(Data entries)

※ ※ ※

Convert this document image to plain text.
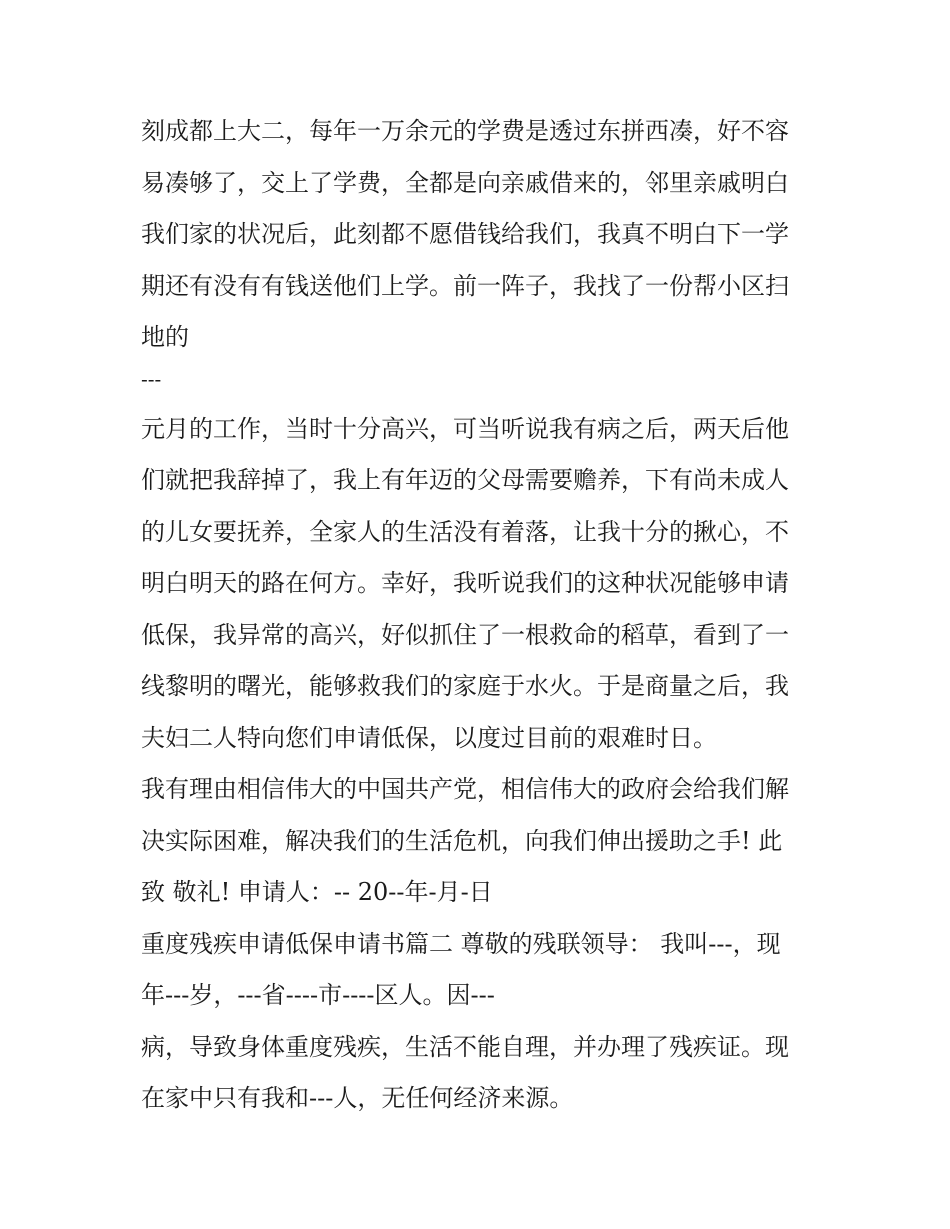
刻成都上大二，每年一万余元的学费是透过东拼西凑，好不容
易凑够了，交上了学费，全都是向亲戚借来的，邻里亲戚明白
我们家的状况后，此刻都不愿借钱给我们，我真不明白下一学
期还有没有有钱送他们上学。前一阵子，我找了一份帮小区扫
地的
---
元月的工作，当时十分高兴，可当听说我有病之后，两天后他
们就把我辞掉了，我上有年迈的父母需要赡养，下有尚未成人
的儿女要抚养，全家人的生活没有着落，让我十分的揪心，不
明白明天的路在何方。幸好，我听说我们的这种状况能够申请
低保，我异常的高兴，好似抓住了一根救命的稻草，看到了一
线黎明的曙光，能够救我们的家庭于水火。于是商量之后，我
夫妇二人特向您们申请低保，以度过目前的艰难时日。
我有理由相信伟大的中国共产党，相信伟大的政府会给我们解
决实际困难，解决我们的生活危机，向我们伸出援助之手! 此
致 敬礼! 申请人：-- 20--年-月-日
重度残疾申请低保申请书篇二 尊敬的残联领导： 我叫---，现
年---岁，---省----市----区人。因---
病，导致身体重度残疾，生活不能自理，并办理了残疾证。现
在家中只有我和---人，无任何经济来源。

※ ※ ※

What you need to do: Omit every picture while copying the listing above exactly.

Correct answer:
Convert this document image to plain text.
刻成都上大二，每年一万余元的学费是透过东拼西凑，好不容
易凑够了，交上了学费，全都是向亲戚借来的，邻里亲戚明白
我们家的状况后，此刻都不愿借钱给我们，我真不明白下一学
期还有没有有钱送他们上学。前一阵子，我找了一份帮小区扫
地的
---
元月的工作，当时十分高兴，可当听说我有病之后，两天后他
们就把我辞掉了，我上有年迈的父母需要赡养，下有尚未成人
的儿女要抚养，全家人的生活没有着落，让我十分的揪心，不
明白明天的路在何方。幸好，我听说我们的这种状况能够申请
低保，我异常的高兴，好似抓住了一根救命的稻草，看到了一
线黎明的曙光，能够救我们的家庭于水火。于是商量之后，我
夫妇二人特向您们申请低保，以度过目前的艰难时日。
我有理由相信伟大的中国共产党，相信伟大的政府会给我们解
决实际困难，解决我们的生活危机，向我们伸出援助之手! 此
致 敬礼! 申请人：-- 20--年-月-日
重度残疾申请低保申请书篇二 尊敬的残联领导： 我叫---，现
年---岁，---省----市----区人。因---
病，导致身体重度残疾，生活不能自理，并办理了残疾证。现
在家中只有我和---人，无任何经济来源。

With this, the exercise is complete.